Written exercise => Review the material line by line. Identify and copy every line that contains the string "results".

[start of Data to process]

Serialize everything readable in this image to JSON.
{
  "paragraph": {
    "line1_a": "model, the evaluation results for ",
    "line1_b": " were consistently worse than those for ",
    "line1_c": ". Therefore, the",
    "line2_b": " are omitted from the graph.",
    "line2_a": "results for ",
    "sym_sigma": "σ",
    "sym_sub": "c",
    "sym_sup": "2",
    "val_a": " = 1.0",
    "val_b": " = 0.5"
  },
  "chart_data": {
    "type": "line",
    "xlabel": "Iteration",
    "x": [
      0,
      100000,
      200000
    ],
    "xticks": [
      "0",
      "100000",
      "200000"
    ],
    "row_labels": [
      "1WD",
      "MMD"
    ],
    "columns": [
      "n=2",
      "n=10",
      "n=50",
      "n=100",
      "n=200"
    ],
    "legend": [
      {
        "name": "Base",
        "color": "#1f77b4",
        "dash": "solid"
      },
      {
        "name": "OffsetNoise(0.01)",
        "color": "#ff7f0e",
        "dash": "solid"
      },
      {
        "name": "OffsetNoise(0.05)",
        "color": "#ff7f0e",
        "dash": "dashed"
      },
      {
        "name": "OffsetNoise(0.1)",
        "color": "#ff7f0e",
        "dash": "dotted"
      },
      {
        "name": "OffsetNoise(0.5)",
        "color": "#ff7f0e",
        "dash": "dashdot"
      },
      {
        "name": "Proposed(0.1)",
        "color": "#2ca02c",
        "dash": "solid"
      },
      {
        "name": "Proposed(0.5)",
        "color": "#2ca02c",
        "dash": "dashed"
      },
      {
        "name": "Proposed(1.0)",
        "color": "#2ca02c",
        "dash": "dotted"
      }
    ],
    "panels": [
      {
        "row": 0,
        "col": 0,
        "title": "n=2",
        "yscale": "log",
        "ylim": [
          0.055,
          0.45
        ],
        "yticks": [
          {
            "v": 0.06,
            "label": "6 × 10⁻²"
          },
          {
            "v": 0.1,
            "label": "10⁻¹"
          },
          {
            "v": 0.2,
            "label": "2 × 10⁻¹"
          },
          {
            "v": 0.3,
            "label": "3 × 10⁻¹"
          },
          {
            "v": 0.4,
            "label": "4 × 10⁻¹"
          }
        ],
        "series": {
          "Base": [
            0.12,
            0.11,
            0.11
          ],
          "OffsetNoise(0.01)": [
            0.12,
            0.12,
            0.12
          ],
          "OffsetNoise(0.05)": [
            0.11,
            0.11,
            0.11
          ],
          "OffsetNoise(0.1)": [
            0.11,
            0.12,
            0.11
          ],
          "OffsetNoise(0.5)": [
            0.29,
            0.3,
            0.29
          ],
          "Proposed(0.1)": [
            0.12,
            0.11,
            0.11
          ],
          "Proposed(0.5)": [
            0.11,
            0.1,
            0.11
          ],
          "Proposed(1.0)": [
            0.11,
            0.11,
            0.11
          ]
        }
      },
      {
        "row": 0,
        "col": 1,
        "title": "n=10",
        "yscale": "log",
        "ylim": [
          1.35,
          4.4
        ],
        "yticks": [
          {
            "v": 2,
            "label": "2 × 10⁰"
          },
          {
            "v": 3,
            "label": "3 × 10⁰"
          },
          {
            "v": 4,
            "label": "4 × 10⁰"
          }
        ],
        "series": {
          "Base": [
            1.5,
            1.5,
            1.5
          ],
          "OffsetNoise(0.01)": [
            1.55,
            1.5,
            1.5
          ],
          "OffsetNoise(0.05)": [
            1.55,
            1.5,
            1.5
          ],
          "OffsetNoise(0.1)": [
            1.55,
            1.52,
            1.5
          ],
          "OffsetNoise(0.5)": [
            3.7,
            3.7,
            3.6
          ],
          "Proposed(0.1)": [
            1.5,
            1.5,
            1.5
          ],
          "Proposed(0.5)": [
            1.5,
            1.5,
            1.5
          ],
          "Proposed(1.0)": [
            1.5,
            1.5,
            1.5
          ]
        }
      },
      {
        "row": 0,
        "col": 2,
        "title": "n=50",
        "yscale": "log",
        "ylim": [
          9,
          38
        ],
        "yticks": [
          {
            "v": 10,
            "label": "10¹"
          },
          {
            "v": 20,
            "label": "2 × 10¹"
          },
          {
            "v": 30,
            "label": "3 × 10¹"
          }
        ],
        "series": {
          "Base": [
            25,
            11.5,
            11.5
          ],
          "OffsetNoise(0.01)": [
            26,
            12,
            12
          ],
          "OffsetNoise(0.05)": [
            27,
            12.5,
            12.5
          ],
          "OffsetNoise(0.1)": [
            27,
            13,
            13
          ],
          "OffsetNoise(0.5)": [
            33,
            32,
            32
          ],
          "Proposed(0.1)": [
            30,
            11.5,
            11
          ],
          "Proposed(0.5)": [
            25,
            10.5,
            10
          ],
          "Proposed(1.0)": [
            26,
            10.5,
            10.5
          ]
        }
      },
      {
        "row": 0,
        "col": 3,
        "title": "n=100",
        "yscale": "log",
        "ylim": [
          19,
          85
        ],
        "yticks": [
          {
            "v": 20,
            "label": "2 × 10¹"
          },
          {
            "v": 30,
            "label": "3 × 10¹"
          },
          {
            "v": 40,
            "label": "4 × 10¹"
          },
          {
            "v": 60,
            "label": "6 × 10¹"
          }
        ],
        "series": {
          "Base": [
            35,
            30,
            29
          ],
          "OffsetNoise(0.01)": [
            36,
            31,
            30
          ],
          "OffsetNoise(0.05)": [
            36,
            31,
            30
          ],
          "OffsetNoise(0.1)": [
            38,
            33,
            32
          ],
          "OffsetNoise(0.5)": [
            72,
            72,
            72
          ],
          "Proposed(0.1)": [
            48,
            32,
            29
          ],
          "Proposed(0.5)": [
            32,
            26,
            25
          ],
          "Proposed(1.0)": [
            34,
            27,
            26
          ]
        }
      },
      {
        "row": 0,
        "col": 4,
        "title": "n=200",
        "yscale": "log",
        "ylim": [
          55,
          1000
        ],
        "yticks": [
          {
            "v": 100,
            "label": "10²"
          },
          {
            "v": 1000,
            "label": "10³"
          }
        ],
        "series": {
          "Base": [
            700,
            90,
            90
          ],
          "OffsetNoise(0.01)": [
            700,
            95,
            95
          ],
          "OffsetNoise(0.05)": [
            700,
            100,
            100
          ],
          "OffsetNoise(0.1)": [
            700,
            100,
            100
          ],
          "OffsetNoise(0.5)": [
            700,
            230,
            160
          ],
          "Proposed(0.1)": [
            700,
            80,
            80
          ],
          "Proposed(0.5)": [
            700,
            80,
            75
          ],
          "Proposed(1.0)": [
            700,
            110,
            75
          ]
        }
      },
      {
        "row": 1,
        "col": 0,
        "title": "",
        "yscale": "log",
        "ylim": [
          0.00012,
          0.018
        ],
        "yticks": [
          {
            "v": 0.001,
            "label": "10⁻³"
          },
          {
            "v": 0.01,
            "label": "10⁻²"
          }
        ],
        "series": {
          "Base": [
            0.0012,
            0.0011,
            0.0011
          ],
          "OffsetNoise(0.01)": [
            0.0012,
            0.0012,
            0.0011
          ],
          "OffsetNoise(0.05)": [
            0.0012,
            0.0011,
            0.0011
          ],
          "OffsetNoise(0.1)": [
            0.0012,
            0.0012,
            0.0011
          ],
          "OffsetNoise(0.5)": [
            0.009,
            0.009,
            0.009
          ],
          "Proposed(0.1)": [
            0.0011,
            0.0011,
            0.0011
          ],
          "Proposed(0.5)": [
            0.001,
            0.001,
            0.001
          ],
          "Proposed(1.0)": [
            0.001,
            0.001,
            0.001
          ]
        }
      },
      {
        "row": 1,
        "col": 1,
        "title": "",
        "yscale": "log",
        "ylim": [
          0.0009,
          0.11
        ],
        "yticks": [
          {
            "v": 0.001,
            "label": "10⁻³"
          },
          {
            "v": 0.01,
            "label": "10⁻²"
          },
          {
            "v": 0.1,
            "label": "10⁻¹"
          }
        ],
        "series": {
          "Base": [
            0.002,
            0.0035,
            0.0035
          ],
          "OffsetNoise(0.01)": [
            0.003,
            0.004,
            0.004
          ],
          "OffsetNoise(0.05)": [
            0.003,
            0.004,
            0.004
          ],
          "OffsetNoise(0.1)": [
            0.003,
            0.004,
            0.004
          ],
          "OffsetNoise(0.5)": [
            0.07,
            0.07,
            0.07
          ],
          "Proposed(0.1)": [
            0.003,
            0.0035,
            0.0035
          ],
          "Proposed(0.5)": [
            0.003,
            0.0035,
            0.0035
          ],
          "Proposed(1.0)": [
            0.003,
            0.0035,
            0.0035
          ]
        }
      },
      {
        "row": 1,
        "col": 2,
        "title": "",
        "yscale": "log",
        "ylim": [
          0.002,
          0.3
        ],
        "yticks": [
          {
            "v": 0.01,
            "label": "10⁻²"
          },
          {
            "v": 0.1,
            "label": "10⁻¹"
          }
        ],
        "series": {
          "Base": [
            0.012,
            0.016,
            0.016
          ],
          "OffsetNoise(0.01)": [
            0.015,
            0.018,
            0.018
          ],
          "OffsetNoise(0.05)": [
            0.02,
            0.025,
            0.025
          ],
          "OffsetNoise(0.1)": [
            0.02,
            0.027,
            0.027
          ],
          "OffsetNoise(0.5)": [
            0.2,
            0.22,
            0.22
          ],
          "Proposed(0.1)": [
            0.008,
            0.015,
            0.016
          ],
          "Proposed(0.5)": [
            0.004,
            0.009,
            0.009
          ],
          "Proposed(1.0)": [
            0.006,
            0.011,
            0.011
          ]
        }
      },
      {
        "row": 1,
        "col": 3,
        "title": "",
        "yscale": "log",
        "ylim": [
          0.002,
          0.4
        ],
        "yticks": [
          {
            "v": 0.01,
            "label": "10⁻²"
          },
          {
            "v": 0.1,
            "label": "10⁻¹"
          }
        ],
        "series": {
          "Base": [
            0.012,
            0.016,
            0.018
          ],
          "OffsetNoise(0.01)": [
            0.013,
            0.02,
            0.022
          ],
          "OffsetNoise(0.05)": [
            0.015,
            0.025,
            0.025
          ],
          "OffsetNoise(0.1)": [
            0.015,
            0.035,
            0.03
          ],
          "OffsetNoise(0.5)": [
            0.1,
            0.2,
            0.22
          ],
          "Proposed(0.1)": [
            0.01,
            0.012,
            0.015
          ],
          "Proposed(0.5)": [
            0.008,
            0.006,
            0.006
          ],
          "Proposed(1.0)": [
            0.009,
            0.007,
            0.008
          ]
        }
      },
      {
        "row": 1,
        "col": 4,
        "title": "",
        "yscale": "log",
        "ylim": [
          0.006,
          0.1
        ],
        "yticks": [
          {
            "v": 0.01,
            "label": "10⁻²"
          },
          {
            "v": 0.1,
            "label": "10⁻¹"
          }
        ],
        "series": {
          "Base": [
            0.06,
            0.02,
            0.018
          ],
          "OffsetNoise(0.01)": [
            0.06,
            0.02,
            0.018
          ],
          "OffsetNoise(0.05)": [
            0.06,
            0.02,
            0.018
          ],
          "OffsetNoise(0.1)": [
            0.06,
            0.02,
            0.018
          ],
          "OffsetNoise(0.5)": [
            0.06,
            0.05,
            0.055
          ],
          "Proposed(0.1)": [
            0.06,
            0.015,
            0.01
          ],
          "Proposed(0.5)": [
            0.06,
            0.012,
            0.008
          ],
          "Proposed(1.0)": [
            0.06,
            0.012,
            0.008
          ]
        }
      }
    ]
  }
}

[end of Data to process]

Exercise response =>
    "line1_a": "model, the evaluation results for ",
    "line2_a": "results for ",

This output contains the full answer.